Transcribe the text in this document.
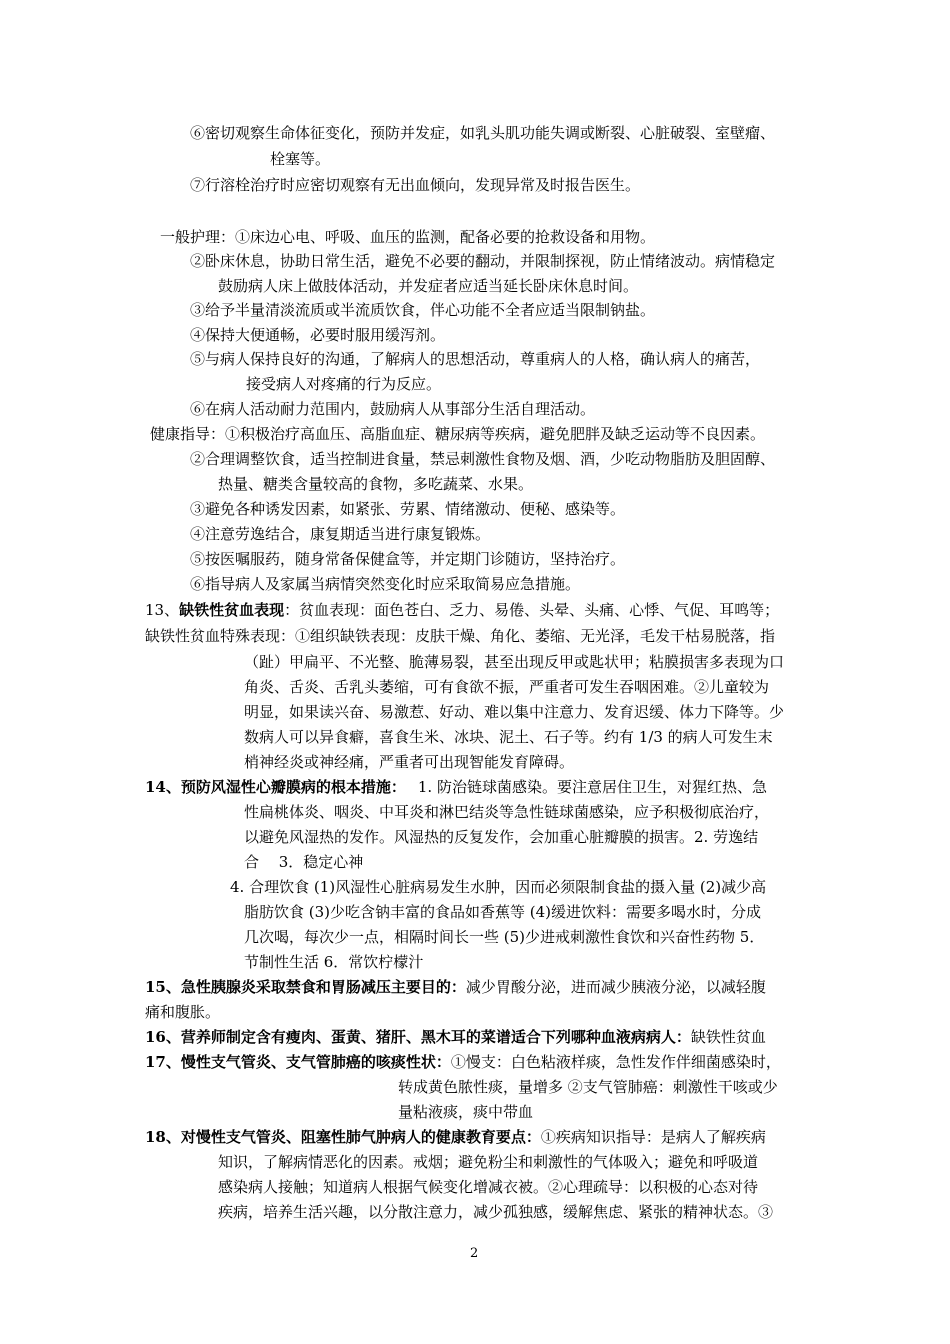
⑥密切观察生命体征变化，预防并发症，如乳头肌功能失调或断裂、心脏破裂、室壁瘤、
栓塞等。
⑦行溶栓治疗时应密切观察有无出血倾向，发现异常及时报告医生。
一般护理：①床边心电、呼吸、血压的监测，配备必要的抢救设备和用物。
②卧床休息，协助日常生活，避免不必要的翻动，并限制探视，防止情绪波动。病情稳定
鼓励病人床上做肢体活动，并发症者应适当延长卧床休息时间。
③给予半量清淡流质或半流质饮食，伴心功能不全者应适当限制钠盐。
④保持大便通畅，必要时服用缓泻剂。
⑤与病人保持良好的沟通，了解病人的思想活动，尊重病人的人格，确认病人的痛苦，
接受病人对疼痛的行为反应。
⑥在病人活动耐力范围内，鼓励病人从事部分生活自理活动。
健康指导：①积极治疗高血压、高脂血症、糖尿病等疾病，避免肥胖及缺乏运动等不良因素。
②合理调整饮食，适当控制进食量，禁忌刺激性食物及烟、酒，少吃动物脂肪及胆固醇、
热量、糖类含量较高的食物，多吃蔬菜、水果。
③避免各种诱发因素，如紧张、劳累、情绪激动、便秘、感染等。
④注意劳逸结合，康复期适当进行康复锻炼。
⑤按医嘱服药，随身常备保健盒等，并定期门诊随访，坚持治疗。
⑥指导病人及家属当病情突然变化时应采取简易应急措施。
13、缺铁性贫血表现：贫血表现：面色苍白、乏力、易倦、头晕、头痛、心悸、气促、耳鸣等；
缺铁性贫血特殊表现：①组织缺铁表现：皮肤干燥、角化、萎缩、无光泽，毛发干枯易脱落，指
（趾）甲扁平、不光整、脆薄易裂，甚至出现反甲或匙状甲；粘膜损害多表现为口
角炎、舌炎、舌乳头萎缩，可有食欲不振，严重者可发生吞咽困难。②儿童较为
明显，如果读兴奋、易激惹、好动、难以集中注意力、发育迟缓、体力下降等。少
数病人可以异食癖，喜食生米、冰块、泥土、石子等。约有 1/3 的病人可发生末
梢神经炎或神经痛，严重者可出现智能发育障碍。
14、预防风湿性心瓣膜病的根本措施： 1. 防治链球菌感染。要注意居住卫生，对猩红热、急
性扁桃体炎、咽炎、中耳炎和淋巴结炎等急性链球菌感染，应予积极彻底治疗，
以避免风湿热的发作。风湿热的反复发作，会加重心脏瓣膜的损害。2. 劳逸结
合　 3．稳定心神
4. 合理饮食 (1)风湿性心脏病易发生水肿，因而必须限制食盐的摄入量 (2)减少高
脂肪饮食 (3)少吃含钠丰富的食品如香蕉等 (4)缓进饮料：需要多喝水时，分成
几次喝，每次少一点，相隔时间长一些 (5)少进戒刺激性食饮和兴奋性药物 5．
节制性生活 6．常饮柠檬汁
15、急性胰腺炎采取禁食和胃肠减压主要目的：减少胃酸分泌，进而减少胰液分泌，以减轻腹
痛和腹胀。
16、营养师制定含有瘦肉、蛋黄、猪肝、黑木耳的菜谱适合下列哪种血液病病人：缺铁性贫血
17、慢性支气管炎、支气管肺癌的咳痰性状：①慢支：白色粘液样痰，急性发作伴细菌感染时，
转成黄色脓性痰，量增多 ②支气管肺癌：刺激性干咳或少
量粘液痰，痰中带血
18、对慢性支气管炎、阻塞性肺气肿病人的健康教育要点：①疾病知识指导：是病人了解疾病
知识，了解病情恶化的因素。戒烟；避免粉尘和刺激性的气体吸入；避免和呼吸道
感染病人接触；知道病人根据气候变化增减衣被。②心理疏导：以积极的心态对待
疾病，培养生活兴趣，以分散注意力，减少孤独感，缓解焦虑、紧张的精神状态。③
2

# # # # # # #

[Exercise brief]
Reproduce the records verbatim, omitting all images they contain.

[The answer]
Transcribe the text in this document.
⑥密切观察生命体征变化，预防并发症，如乳头肌功能失调或断裂、心脏破裂、室壁瘤、
栓塞等。
⑦行溶栓治疗时应密切观察有无出血倾向，发现异常及时报告医生。
一般护理：①床边心电、呼吸、血压的监测，配备必要的抢救设备和用物。
②卧床休息，协助日常生活，避免不必要的翻动，并限制探视，防止情绪波动。病情稳定
鼓励病人床上做肢体活动，并发症者应适当延长卧床休息时间。
③给予半量清淡流质或半流质饮食，伴心功能不全者应适当限制钠盐。
④保持大便通畅，必要时服用缓泻剂。
⑤与病人保持良好的沟通，了解病人的思想活动，尊重病人的人格，确认病人的痛苦，
接受病人对疼痛的行为反应。
⑥在病人活动耐力范围内，鼓励病人从事部分生活自理活动。
健康指导：①积极治疗高血压、高脂血症、糖尿病等疾病，避免肥胖及缺乏运动等不良因素。
②合理调整饮食，适当控制进食量，禁忌刺激性食物及烟、酒，少吃动物脂肪及胆固醇、
热量、糖类含量较高的食物，多吃蔬菜、水果。
③避免各种诱发因素，如紧张、劳累、情绪激动、便秘、感染等。
④注意劳逸结合，康复期适当进行康复锻炼。
⑤按医嘱服药，随身常备保健盒等，并定期门诊随访，坚持治疗。
⑥指导病人及家属当病情突然变化时应采取简易应急措施。
13、缺铁性贫血表现：贫血表现：面色苍白、乏力、易倦、头晕、头痛、心悸、气促、耳鸣等；
缺铁性贫血特殊表现：①组织缺铁表现：皮肤干燥、角化、萎缩、无光泽，毛发干枯易脱落，指
（趾）甲扁平、不光整、脆薄易裂，甚至出现反甲或匙状甲；粘膜损害多表现为口
角炎、舌炎、舌乳头萎缩，可有食欲不振，严重者可发生吞咽困难。②儿童较为
明显，如果读兴奋、易激惹、好动、难以集中注意力、发育迟缓、体力下降等。少
数病人可以异食癖，喜食生米、冰块、泥土、石子等。约有 1/3 的病人可发生末
梢神经炎或神经痛，严重者可出现智能发育障碍。
14、预防风湿性心瓣膜病的根本措施： 1. 防治链球菌感染。要注意居住卫生，对猩红热、急
性扁桃体炎、咽炎、中耳炎和淋巴结炎等急性链球菌感染，应予积极彻底治疗，
以避免风湿热的发作。风湿热的反复发作，会加重心脏瓣膜的损害。2. 劳逸结
合　 3．稳定心神
4. 合理饮食 (1)风湿性心脏病易发生水肿，因而必须限制食盐的摄入量 (2)减少高
脂肪饮食 (3)少吃含钠丰富的食品如香蕉等 (4)缓进饮料：需要多喝水时，分成
几次喝，每次少一点，相隔时间长一些 (5)少进戒刺激性食饮和兴奋性药物 5．
节制性生活 6．常饮柠檬汁
15、急性胰腺炎采取禁食和胃肠减压主要目的：减少胃酸分泌，进而减少胰液分泌，以减轻腹
痛和腹胀。
16、营养师制定含有瘦肉、蛋黄、猪肝、黑木耳的菜谱适合下列哪种血液病病人：缺铁性贫血
17、慢性支气管炎、支气管肺癌的咳痰性状：①慢支：白色粘液样痰，急性发作伴细菌感染时，
转成黄色脓性痰，量增多 ②支气管肺癌：刺激性干咳或少
量粘液痰，痰中带血
18、对慢性支气管炎、阻塞性肺气肿病人的健康教育要点：①疾病知识指导：是病人了解疾病
知识，了解病情恶化的因素。戒烟；避免粉尘和刺激性的气体吸入；避免和呼吸道
感染病人接触；知道病人根据气候变化增减衣被。②心理疏导：以积极的心态对待
疾病，培养生活兴趣，以分散注意力，减少孤独感，缓解焦虑、紧张的精神状态。③
2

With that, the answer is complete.